* **Task goal**
Across all the lines below, how many contain the string "name"? Please reply with the number only.

* **Data for this exercise**
________________________
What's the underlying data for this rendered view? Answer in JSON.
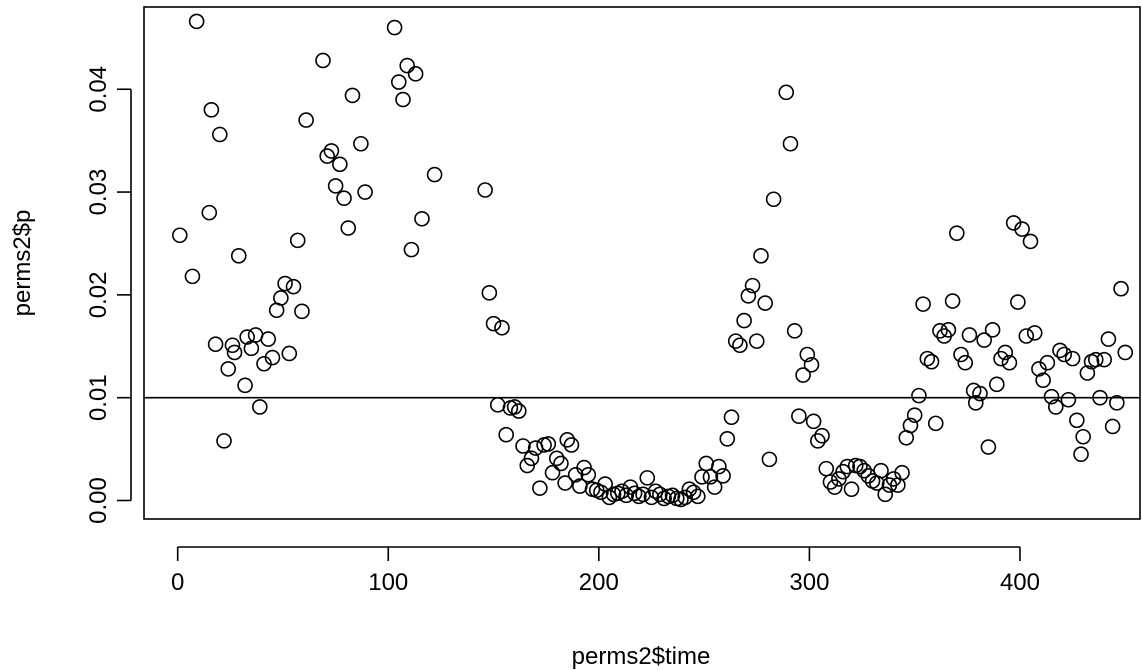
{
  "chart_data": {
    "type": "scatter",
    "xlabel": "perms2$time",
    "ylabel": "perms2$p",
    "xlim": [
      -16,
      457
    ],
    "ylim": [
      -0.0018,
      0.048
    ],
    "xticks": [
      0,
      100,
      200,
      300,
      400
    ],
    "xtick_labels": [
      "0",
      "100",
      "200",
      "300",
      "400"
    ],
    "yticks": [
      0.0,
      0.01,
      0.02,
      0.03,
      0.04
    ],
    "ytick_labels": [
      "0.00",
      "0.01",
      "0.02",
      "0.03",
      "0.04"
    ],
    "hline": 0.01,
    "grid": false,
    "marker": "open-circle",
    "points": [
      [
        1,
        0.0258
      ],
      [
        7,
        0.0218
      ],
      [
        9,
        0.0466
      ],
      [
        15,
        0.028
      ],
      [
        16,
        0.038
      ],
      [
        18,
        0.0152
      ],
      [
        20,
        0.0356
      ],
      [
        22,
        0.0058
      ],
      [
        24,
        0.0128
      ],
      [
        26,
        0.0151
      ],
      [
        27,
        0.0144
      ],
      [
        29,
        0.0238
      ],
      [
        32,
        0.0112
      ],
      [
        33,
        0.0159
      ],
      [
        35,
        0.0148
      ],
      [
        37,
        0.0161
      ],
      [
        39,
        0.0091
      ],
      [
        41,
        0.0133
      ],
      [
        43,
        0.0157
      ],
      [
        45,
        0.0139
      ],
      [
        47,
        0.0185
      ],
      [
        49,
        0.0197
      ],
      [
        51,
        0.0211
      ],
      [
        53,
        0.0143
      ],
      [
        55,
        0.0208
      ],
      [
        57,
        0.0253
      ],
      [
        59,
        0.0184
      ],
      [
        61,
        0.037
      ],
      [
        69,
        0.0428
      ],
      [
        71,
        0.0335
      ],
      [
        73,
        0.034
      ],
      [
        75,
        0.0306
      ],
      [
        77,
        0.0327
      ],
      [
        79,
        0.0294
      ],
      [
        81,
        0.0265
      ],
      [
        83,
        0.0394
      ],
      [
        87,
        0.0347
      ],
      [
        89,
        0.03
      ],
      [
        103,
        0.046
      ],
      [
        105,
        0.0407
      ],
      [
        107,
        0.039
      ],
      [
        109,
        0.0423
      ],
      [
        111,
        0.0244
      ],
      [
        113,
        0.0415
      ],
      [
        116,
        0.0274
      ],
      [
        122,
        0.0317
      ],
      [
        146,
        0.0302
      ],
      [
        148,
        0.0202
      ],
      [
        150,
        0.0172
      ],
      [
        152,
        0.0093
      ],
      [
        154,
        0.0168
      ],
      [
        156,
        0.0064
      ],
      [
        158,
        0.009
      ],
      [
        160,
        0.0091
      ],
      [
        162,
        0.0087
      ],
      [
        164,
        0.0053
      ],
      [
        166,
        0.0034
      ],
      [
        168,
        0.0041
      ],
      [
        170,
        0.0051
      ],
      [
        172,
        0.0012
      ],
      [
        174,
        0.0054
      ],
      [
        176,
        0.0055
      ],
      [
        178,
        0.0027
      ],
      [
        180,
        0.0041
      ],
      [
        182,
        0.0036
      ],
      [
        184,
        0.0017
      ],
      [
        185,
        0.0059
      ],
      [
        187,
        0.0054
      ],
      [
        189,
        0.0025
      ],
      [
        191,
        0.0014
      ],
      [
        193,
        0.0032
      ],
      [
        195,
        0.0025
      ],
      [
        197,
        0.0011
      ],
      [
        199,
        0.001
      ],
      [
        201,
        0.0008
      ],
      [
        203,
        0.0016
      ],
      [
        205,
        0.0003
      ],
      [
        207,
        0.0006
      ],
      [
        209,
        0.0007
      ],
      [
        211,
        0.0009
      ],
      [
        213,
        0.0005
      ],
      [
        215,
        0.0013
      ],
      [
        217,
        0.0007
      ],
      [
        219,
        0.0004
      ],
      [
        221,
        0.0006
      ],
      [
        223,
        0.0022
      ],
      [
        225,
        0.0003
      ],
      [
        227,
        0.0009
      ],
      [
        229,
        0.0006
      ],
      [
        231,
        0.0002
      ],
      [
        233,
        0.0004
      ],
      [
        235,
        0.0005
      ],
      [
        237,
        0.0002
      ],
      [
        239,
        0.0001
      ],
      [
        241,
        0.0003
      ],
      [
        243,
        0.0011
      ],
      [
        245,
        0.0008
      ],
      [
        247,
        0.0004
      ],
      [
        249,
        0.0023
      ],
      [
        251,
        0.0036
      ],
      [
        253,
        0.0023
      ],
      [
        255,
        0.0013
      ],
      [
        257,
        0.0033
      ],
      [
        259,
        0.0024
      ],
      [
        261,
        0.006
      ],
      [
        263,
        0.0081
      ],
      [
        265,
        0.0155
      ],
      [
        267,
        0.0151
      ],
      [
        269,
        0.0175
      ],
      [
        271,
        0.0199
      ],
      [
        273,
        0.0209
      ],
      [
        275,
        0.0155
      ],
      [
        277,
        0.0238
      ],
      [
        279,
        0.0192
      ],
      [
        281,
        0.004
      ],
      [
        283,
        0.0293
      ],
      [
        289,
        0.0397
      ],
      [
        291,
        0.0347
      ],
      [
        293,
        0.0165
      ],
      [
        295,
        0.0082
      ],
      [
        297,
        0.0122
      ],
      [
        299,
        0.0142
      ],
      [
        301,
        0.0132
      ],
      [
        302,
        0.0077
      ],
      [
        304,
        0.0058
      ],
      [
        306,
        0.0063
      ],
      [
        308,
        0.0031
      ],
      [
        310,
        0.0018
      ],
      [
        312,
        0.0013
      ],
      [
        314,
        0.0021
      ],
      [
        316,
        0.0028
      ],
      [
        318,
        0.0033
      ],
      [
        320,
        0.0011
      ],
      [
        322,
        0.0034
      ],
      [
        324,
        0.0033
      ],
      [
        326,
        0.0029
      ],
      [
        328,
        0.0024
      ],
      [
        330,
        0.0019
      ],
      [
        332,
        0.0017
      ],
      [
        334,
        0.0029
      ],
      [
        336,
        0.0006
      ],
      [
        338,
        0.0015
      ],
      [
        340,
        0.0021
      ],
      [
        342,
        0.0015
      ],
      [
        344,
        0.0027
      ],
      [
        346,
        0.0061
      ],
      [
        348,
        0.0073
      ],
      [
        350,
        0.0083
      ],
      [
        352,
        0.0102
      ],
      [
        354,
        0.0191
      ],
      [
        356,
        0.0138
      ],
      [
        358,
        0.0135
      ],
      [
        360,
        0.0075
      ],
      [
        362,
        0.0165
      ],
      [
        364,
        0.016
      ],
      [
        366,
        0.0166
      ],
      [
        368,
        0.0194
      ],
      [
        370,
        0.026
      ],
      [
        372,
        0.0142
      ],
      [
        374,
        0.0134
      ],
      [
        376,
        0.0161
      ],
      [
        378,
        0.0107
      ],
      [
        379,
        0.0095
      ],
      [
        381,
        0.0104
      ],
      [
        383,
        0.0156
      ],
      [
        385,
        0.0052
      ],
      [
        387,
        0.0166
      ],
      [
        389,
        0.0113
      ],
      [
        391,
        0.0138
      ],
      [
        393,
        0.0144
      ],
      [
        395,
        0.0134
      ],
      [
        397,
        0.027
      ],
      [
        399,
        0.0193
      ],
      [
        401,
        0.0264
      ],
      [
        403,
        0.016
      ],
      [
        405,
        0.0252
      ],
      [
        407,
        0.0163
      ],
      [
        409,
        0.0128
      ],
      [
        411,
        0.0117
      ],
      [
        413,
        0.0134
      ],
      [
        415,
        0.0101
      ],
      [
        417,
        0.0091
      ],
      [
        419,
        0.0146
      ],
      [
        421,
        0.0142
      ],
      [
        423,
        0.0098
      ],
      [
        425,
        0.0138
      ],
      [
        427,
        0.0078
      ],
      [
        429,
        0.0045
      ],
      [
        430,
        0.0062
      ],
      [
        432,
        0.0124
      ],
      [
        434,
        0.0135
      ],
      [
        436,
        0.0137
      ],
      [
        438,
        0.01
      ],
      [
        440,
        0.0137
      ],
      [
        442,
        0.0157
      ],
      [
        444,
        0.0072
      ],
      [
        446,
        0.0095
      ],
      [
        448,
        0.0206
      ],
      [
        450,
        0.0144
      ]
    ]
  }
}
________________________
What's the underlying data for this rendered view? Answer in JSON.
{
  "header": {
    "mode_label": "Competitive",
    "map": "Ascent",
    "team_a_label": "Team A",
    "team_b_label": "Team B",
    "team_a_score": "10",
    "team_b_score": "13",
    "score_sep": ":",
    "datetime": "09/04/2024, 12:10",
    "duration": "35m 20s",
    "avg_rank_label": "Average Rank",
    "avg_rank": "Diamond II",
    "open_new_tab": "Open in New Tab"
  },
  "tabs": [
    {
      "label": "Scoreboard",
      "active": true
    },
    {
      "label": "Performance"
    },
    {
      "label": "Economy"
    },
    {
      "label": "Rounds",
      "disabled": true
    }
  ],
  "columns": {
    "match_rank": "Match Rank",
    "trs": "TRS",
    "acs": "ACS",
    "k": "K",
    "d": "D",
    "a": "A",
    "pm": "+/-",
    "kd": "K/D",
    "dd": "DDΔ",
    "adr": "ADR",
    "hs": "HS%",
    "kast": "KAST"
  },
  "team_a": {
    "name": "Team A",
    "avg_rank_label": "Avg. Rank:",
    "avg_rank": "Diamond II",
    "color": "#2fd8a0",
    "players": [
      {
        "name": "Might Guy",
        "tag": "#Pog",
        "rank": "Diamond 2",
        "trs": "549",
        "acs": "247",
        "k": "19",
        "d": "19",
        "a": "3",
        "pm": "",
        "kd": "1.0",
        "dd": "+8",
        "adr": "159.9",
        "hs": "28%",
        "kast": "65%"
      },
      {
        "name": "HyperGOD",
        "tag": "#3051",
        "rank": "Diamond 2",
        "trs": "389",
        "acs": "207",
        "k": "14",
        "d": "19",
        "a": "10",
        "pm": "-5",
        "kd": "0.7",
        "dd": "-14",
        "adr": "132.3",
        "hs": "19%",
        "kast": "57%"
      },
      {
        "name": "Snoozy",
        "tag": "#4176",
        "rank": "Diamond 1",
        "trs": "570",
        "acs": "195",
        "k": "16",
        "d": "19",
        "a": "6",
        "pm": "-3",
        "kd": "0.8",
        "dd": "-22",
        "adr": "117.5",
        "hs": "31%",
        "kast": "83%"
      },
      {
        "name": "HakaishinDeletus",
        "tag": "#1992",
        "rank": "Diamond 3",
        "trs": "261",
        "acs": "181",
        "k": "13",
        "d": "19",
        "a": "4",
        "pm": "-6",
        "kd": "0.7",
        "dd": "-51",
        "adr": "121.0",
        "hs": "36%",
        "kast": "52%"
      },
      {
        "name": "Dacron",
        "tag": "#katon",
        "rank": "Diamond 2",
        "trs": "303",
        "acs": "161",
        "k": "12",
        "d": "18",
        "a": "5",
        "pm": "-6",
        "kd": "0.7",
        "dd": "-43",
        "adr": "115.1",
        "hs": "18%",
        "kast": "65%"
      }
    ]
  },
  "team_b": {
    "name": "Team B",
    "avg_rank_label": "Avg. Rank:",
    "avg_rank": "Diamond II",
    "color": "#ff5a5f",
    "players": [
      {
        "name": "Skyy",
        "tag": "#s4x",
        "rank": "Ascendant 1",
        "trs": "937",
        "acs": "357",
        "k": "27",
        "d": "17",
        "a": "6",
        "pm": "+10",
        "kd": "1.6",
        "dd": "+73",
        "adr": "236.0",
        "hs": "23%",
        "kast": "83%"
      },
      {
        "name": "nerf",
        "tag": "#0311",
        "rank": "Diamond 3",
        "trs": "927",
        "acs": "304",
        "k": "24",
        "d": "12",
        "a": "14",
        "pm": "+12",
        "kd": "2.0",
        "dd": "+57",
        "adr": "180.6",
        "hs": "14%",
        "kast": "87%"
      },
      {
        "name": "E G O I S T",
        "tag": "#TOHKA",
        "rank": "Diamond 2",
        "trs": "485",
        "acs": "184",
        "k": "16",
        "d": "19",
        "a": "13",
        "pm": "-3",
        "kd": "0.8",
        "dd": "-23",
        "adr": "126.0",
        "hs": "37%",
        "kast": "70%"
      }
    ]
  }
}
________________________
* **Exercise response**
10